Ronald D Stephens wrote:

> Or , to put it as simply and briefly as possible, in answer to "Why
> is Python considered lightweight and Lisp is not" , there are three
> reasons.
>
> 1. Syntax.
> 
> 2. Syntax.
> 
> and
> 
> 3. Syntax.
>
> Syntax matters. It matters a lot. Academic language designers seem
> to be most concerned with semantics, completeness, doing the right
> thing, etc; but not as much concerned with syntax.

Oh, puhleeze.  I really can't let this one pass.

First of all, academic language designers don't invent languages in a
vacuum, no matter what your prejudices about academics may tell you.
They actually -- brace yourself for this -- use those languages!
People have been writing hundreds of thousands, even millions, of
lines of code in parenthetical languages for decades now.  Some of the
Lisp luminaries on this list were doing it over 25 years ago.  You'd
think they'd have noticed.

Second, the only users of these academic languages aren't the
academics that designed them.  They include CAD designers, hardware
designers, expert system builders, and so on.  Some of these systems,
like the ACL2 theorem prover and its predecessors from UT Austin, have 
been in industrial use for ages now with terrific success stories.
Now it's always possible that the hardware companies using it are
infested with paren-heads and they're not letting in on it, but
somehow I doubt that's the case.

Third, beginners routinely pick up parenthetical languages with little
effort.  They have been doing so at MIT for decades, and at dozens,
even hundreds, of other universities.  Not all of them *like* it, but
they sure don't have much trouble learning it.  And some of them seem
to like it so passionately that they choose to build their languages
to use different semantics but the same syntax.  A pure accident?  I
don't think so.

Fourth, it's utterly insulting to suggest that parenheads DON'T think
about syntax.  I think their problem is exactly the opposite: they've
thought too long about syntax, which is why they stick to the one they
have so territorially.  If the rest of the world thought as hard about
syntax, we'd have had XML two decades sooner.  If the rest of the
world thought as hard about syntax, we wouldn't have the weak,
rudimentary, groping attempts at macros in other languages.

## DATASET ENTRIES
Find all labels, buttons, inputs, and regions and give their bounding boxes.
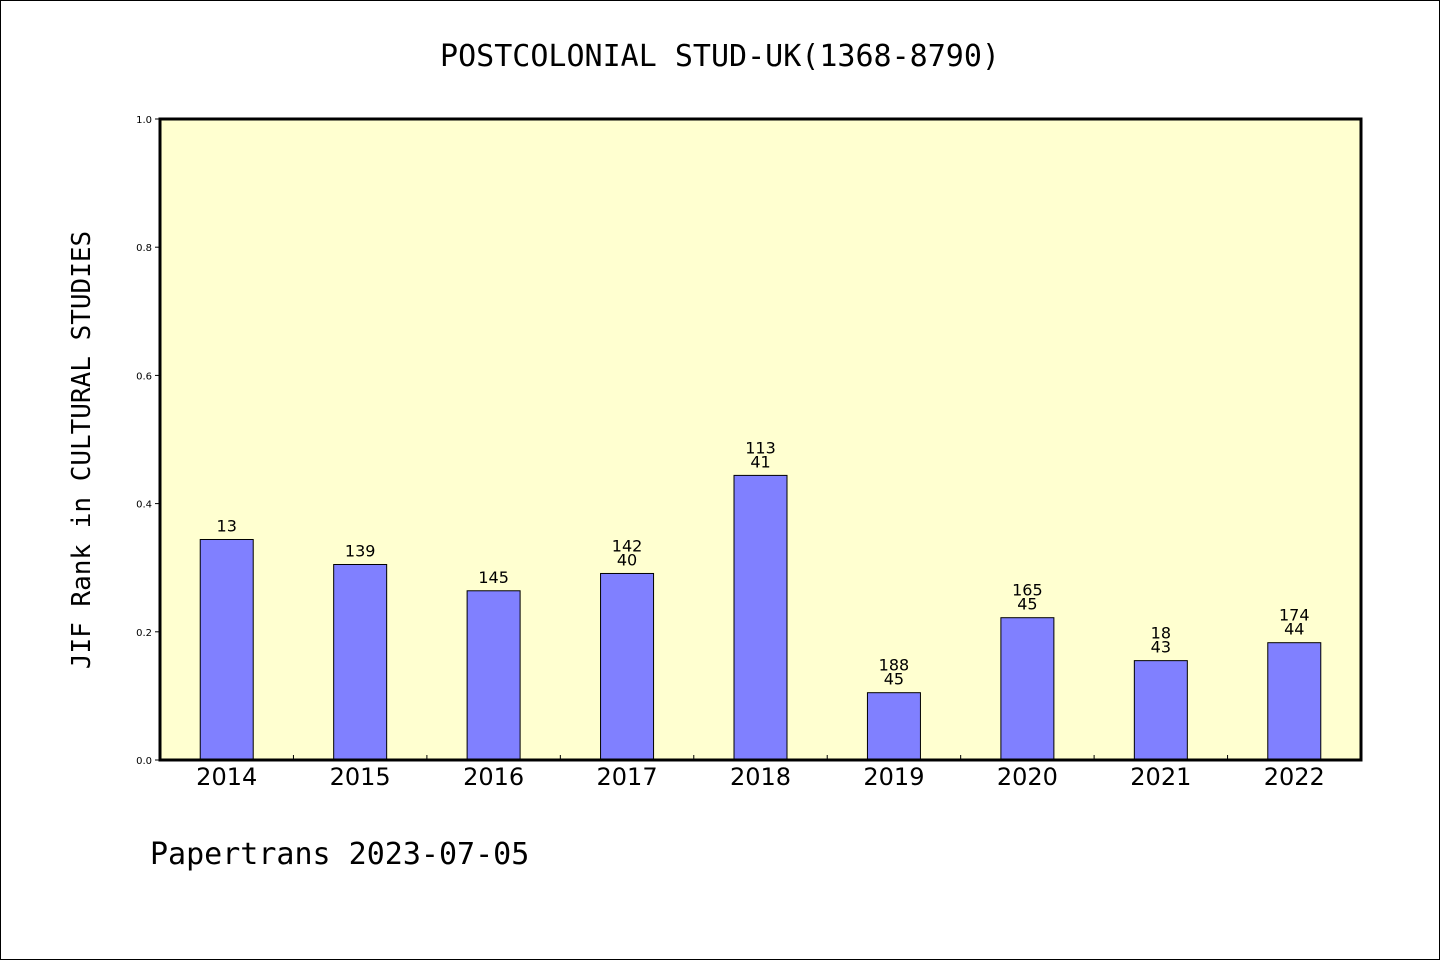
bars-group	[199, 474, 1322, 761]
data-label-2017-1: 142	[612, 536, 643, 555]
bar-2018	[733, 474, 788, 761]
x-tick-label-2016: 2016	[463, 763, 524, 791]
x-tick-label-2021: 2021	[1130, 763, 1191, 791]
data-label-2016-1: 145	[478, 568, 509, 587]
y-axis-label: JIF Rank in CULTURAL STUDIES	[67, 231, 97, 669]
y-tick-label-4: 0.8	[136, 243, 152, 254]
x-tick-label-2019: 2019	[863, 763, 924, 791]
data-label-2015-1: 139	[345, 541, 376, 560]
x-tick-label-2020: 2020	[997, 763, 1058, 791]
data-label-2022-1: 174	[1279, 606, 1310, 625]
x-tick-label-2022: 2022	[1264, 763, 1325, 791]
data-label-2018-2: 41	[750, 452, 770, 471]
bar-2015	[333, 563, 388, 761]
bar-2020	[1000, 617, 1055, 761]
x-tick-label-2018: 2018	[730, 763, 791, 791]
y-tick-label-0: 0.0	[136, 756, 152, 767]
data-label-2017-2: 40	[617, 550, 637, 569]
footer-credit: Papertrans 2023-07-05	[150, 837, 529, 872]
x-tick-label-2015: 2015	[330, 763, 391, 791]
y-tick-label-5: 1.0	[136, 115, 152, 126]
chart-title: POSTCOLONIAL STUD-UK(1368-8790)	[440, 39, 1000, 74]
bar-2021	[1133, 660, 1188, 761]
x-tick-label-2014: 2014	[196, 763, 257, 791]
data-label-2019-1: 188	[879, 656, 910, 675]
y-axis: 0.0 0.2 0.4 0.6 0.8 1.0	[136, 115, 160, 767]
data-label-2019-2: 45	[884, 670, 904, 689]
plot-border	[158, 117, 1363, 762]
data-label-2018-1: 113	[745, 438, 776, 457]
data-label-2014-1: 13	[217, 516, 237, 535]
data-label-2021-2: 43	[1151, 638, 1171, 657]
bar-2017	[600, 572, 655, 761]
bar-2016	[466, 590, 521, 761]
y-tick-label-3: 0.6	[136, 371, 152, 382]
bar-2019	[866, 692, 921, 761]
data-label-2021-1: 18	[1151, 624, 1171, 643]
bar-2014	[199, 538, 254, 761]
data-label-2022-2: 44	[1284, 620, 1304, 639]
y-tick-label-1: 0.2	[136, 628, 152, 639]
x-tick-label-2017: 2017	[597, 763, 658, 791]
bar-2022	[1267, 642, 1322, 761]
x-axis: 2014 2015 2016 2017 2018 2019 2020 2021 2022	[196, 755, 1325, 791]
data-label-2020-2: 45	[1017, 595, 1037, 614]
y-tick-label-2: 0.4	[136, 500, 152, 511]
data-label-2020-1: 165	[1012, 581, 1043, 600]
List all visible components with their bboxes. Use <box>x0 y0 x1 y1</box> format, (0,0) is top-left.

## DIRECTIONS
Can you repeat, word for word, everything in the Lisp syntax post from "Second, the only" down to "terrific success stories."? The rows are separate material, unrelated to the Lisp syntax post.

## THE SOLUTION
Second, the only users of these academic languages aren't the
academics that designed them.  They include CAD designers, hardware
designers, expert system builders, and so on.  Some of these systems,
like the ACL2 theorem prover and its predecessors from UT Austin, have 
been in industrial use for ages now with terrific success stories.